Goal:
Provide an exact transcription of all the records.
* begin Data for this exercise *
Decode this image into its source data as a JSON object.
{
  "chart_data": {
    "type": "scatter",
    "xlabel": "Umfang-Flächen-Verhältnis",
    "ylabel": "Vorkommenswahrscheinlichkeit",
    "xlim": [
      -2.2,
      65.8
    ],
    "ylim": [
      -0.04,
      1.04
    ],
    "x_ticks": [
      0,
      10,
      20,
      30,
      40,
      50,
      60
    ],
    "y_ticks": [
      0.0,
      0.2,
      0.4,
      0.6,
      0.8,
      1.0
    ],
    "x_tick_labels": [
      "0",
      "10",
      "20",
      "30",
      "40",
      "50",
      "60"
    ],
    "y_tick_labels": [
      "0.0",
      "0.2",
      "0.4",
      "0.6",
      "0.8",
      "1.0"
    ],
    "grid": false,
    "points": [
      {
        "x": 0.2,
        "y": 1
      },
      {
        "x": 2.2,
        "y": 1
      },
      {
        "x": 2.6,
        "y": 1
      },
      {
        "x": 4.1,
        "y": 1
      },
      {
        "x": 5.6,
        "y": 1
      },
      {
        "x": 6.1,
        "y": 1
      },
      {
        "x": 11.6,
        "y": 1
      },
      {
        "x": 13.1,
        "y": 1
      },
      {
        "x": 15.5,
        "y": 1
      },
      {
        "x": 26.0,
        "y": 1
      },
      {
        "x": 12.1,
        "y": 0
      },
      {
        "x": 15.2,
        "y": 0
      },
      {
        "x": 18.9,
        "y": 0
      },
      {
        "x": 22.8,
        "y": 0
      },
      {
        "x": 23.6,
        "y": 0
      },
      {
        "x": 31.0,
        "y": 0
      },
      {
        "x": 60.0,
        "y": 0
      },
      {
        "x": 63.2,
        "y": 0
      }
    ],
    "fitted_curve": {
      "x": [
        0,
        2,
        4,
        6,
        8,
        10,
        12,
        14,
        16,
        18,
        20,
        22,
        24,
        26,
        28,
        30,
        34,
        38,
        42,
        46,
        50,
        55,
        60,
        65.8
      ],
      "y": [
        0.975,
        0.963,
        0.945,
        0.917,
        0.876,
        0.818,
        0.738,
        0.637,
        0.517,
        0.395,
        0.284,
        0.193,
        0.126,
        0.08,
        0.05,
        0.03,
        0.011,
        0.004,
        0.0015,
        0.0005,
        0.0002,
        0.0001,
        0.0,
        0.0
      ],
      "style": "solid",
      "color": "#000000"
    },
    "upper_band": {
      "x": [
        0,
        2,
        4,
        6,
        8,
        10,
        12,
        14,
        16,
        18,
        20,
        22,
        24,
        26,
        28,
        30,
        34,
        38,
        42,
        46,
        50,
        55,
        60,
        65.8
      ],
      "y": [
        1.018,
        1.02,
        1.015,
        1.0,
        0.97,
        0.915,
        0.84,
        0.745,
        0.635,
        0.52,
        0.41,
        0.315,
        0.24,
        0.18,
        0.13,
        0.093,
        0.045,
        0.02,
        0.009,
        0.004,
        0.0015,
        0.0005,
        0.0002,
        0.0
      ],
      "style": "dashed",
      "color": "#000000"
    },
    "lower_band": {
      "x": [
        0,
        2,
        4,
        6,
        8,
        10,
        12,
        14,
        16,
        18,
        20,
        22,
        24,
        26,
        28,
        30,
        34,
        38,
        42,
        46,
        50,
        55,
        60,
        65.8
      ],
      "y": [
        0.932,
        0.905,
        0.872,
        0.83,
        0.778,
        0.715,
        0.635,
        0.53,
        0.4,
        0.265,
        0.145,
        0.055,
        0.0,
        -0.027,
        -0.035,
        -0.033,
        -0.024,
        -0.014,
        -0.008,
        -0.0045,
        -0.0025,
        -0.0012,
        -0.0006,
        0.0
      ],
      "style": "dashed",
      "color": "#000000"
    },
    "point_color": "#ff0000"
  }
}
* end Data for this exercise *
Exercise answer:
Decode this image into its source data as a JSON object.
{
  "chart_data": {
    "type": "scatter",
    "xlabel": "Umfang-Flächen-Verhältnis",
    "ylabel": "Vorkommenswahrscheinlichkeit",
    "xlim": [
      -2.2,
      65.8
    ],
    "ylim": [
      -0.04,
      1.04
    ],
    "x_ticks": [
      0,
      10,
      20,
      30,
      40,
      50,
      60
    ],
    "y_ticks": [
      0.0,
      0.2,
      0.4,
      0.6,
      0.8,
      1.0
    ],
    "x_tick_labels": [
      "0",
      "10",
      "20",
      "30",
      "40",
      "50",
      "60"
    ],
    "y_tick_labels": [
      "0.0",
      "0.2",
      "0.4",
      "0.6",
      "0.8",
      "1.0"
    ],
    "grid": false,
    "points": [
      {
        "x": 0.2,
        "y": 1
      },
      {
        "x": 2.2,
        "y": 1
      },
      {
        "x": 2.6,
        "y": 1
      },
      {
        "x": 4.1,
        "y": 1
      },
      {
        "x": 5.6,
        "y": 1
      },
      {
        "x": 6.1,
        "y": 1
      },
      {
        "x": 11.6,
        "y": 1
      },
      {
        "x": 13.1,
        "y": 1
      },
      {
        "x": 15.5,
        "y": 1
      },
      {
        "x": 26.0,
        "y": 1
      },
      {
        "x": 12.1,
        "y": 0
      },
      {
        "x": 15.2,
        "y": 0
      },
      {
        "x": 18.9,
        "y": 0
      },
      {
        "x": 22.8,
        "y": 0
      },
      {
        "x": 23.6,
        "y": 0
      },
      {
        "x": 31.0,
        "y": 0
      },
      {
        "x": 60.0,
        "y": 0
      },
      {
        "x": 63.2,
        "y": 0
      }
    ],
    "fitted_curve": {
      "x": [
        0,
        2,
        4,
        6,
        8,
        10,
        12,
        14,
        16,
        18,
        20,
        22,
        24,
        26,
        28,
        30,
        34,
        38,
        42,
        46,
        50,
        55,
        60,
        65.8
      ],
      "y": [
        0.975,
        0.963,
        0.945,
        0.917,
        0.876,
        0.818,
        0.738,
        0.637,
        0.517,
        0.395,
        0.284,
        0.193,
        0.126,
        0.08,
        0.05,
        0.03,
        0.011,
        0.004,
        0.0015,
        0.0005,
        0.0002,
        0.0001,
        0.0,
        0.0
      ],
      "style": "solid",
      "color": "#000000"
    },
    "upper_band": {
      "x": [
        0,
        2,
        4,
        6,
        8,
        10,
        12,
        14,
        16,
        18,
        20,
        22,
        24,
        26,
        28,
        30,
        34,
        38,
        42,
        46,
        50,
        55,
        60,
        65.8
      ],
      "y": [
        1.018,
        1.02,
        1.015,
        1.0,
        0.97,
        0.915,
        0.84,
        0.745,
        0.635,
        0.52,
        0.41,
        0.315,
        0.24,
        0.18,
        0.13,
        0.093,
        0.045,
        0.02,
        0.009,
        0.004,
        0.0015,
        0.0005,
        0.0002,
        0.0
      ],
      "style": "dashed",
      "color": "#000000"
    },
    "lower_band": {
      "x": [
        0,
        2,
        4,
        6,
        8,
        10,
        12,
        14,
        16,
        18,
        20,
        22,
        24,
        26,
        28,
        30,
        34,
        38,
        42,
        46,
        50,
        55,
        60,
        65.8
      ],
      "y": [
        0.932,
        0.905,
        0.872,
        0.83,
        0.778,
        0.715,
        0.635,
        0.53,
        0.4,
        0.265,
        0.145,
        0.055,
        0.0,
        -0.027,
        -0.035,
        -0.033,
        -0.024,
        -0.014,
        -0.008,
        -0.0045,
        -0.0025,
        -0.0012,
        -0.0006,
        0.0
      ],
      "style": "dashed",
      "color": "#000000"
    },
    "point_color": "#ff0000"
  }
}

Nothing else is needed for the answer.